• _TASK DETAILS_: Locate each line holding the string "الحديث" and copy it.
:: RECORD EXTRACTS
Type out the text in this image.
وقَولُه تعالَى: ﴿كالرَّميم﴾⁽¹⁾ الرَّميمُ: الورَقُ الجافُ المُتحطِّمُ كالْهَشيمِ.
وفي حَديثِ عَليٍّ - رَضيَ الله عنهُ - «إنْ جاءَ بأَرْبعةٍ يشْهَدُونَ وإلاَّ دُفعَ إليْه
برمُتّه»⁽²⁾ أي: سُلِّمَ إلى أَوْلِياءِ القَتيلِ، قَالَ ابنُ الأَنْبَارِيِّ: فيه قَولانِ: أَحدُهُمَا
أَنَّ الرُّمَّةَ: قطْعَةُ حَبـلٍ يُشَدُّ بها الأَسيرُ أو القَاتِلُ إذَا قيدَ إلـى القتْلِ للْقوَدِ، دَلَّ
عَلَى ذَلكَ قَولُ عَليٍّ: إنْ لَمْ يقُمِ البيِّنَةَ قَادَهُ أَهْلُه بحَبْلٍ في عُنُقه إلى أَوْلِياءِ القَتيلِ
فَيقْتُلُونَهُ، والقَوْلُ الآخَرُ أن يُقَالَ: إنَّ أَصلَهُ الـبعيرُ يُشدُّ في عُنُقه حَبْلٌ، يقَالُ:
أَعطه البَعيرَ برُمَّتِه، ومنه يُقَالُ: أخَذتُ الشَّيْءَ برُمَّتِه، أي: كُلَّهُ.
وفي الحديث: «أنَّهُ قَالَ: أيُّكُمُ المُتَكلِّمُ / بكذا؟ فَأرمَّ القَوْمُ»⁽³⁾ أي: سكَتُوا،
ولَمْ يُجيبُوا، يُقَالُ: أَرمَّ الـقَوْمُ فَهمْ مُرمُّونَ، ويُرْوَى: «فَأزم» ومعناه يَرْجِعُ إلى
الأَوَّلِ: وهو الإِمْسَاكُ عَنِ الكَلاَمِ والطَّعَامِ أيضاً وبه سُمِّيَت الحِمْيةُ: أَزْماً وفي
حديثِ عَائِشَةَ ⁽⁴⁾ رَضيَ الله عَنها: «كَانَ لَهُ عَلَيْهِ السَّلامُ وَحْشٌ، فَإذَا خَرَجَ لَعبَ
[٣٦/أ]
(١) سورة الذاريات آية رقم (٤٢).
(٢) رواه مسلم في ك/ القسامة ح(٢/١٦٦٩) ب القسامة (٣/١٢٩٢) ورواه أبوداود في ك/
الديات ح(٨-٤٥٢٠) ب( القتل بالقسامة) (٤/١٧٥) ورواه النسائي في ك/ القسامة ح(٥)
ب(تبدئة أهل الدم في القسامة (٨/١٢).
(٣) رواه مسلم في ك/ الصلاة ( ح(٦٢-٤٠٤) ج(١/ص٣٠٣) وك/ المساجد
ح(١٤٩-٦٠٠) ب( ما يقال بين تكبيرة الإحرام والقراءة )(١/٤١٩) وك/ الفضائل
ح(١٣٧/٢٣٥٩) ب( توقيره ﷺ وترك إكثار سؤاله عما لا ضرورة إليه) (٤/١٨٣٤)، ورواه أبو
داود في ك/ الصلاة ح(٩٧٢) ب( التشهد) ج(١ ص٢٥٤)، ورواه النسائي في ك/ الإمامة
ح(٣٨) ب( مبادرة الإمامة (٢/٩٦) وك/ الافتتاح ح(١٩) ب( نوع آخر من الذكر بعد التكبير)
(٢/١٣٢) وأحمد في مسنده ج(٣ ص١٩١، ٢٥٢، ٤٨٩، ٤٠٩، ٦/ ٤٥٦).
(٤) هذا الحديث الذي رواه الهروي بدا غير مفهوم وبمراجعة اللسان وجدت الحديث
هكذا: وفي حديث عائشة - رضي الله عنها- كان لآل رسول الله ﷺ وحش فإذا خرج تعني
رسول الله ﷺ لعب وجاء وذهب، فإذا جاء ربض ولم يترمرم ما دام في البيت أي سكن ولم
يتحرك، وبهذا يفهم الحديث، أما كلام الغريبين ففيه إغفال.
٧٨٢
::::
• _THE RESULT_:
وفي الحديث: «أنَّهُ قَالَ: أيُّكُمُ المُتَكلِّمُ / بكذا؟ فَأرمَّ القَوْمُ»⁽³⁾ أي: سكَتُوا،
(٤) هذا الحديث الذي رواه الهروي بدا غير مفهوم وبمراجعة اللسان وجدت الحديث
يتحرك، وبهذا يفهم الحديث، أما كلام الغريبين ففيه إغفال.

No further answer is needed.